- _Given request_
Check every line of the data below for the string "true", and copy the ones that hold it.

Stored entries
_____

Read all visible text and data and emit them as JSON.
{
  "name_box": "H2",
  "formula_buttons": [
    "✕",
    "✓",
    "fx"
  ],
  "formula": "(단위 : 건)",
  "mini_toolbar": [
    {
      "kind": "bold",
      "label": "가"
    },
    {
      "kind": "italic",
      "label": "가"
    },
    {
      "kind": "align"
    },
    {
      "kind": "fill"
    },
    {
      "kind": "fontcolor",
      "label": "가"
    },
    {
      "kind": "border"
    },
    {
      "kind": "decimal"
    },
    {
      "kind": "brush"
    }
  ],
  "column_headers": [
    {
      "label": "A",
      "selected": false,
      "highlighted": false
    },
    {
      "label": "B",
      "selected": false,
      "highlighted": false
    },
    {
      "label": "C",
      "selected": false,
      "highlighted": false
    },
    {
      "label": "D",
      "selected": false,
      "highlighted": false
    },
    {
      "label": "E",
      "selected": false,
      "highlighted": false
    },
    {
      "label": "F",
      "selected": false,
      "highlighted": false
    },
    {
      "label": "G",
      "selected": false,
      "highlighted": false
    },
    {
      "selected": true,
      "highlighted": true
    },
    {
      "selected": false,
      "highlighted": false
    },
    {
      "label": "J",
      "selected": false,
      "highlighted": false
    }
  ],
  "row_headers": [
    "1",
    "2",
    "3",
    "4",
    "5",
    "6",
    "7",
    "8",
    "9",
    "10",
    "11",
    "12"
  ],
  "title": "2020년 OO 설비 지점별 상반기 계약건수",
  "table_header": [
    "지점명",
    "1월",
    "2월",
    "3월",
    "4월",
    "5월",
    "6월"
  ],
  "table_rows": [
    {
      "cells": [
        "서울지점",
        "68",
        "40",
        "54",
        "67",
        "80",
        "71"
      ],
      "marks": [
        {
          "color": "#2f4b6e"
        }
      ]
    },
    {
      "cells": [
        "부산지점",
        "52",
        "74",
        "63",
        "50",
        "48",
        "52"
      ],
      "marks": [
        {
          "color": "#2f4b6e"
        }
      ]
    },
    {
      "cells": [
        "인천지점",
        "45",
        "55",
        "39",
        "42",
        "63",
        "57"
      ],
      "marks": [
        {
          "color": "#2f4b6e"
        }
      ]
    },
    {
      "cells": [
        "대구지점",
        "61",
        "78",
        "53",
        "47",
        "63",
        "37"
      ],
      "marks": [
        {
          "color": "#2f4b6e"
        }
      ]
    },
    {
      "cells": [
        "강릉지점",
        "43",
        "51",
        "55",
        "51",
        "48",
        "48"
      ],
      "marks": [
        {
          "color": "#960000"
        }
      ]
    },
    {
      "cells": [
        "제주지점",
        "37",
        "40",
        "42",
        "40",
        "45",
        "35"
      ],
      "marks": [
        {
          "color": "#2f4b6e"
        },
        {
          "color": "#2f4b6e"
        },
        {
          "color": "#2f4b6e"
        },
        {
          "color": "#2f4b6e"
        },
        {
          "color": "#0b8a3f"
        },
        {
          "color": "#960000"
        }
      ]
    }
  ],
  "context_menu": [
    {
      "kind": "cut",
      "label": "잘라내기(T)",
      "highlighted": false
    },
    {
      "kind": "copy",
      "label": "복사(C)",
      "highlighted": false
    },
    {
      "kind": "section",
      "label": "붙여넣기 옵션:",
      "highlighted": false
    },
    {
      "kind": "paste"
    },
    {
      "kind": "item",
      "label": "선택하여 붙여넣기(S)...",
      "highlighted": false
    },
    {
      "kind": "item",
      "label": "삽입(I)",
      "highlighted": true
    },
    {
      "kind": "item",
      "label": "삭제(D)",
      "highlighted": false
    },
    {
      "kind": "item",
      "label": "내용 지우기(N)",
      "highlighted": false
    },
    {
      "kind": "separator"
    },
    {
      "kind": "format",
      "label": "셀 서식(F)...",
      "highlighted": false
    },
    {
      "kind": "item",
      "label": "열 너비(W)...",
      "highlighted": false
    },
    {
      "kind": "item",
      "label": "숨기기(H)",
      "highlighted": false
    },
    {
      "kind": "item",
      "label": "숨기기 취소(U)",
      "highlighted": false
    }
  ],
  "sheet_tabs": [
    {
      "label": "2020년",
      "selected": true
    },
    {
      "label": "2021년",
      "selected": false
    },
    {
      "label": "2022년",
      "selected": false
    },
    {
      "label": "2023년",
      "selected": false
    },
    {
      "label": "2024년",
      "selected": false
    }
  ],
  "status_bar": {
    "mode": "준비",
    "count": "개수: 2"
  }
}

_____

- _Answer to the task_
      "selected": true,
      "highlighted": true
      "highlighted": true
      "selected": true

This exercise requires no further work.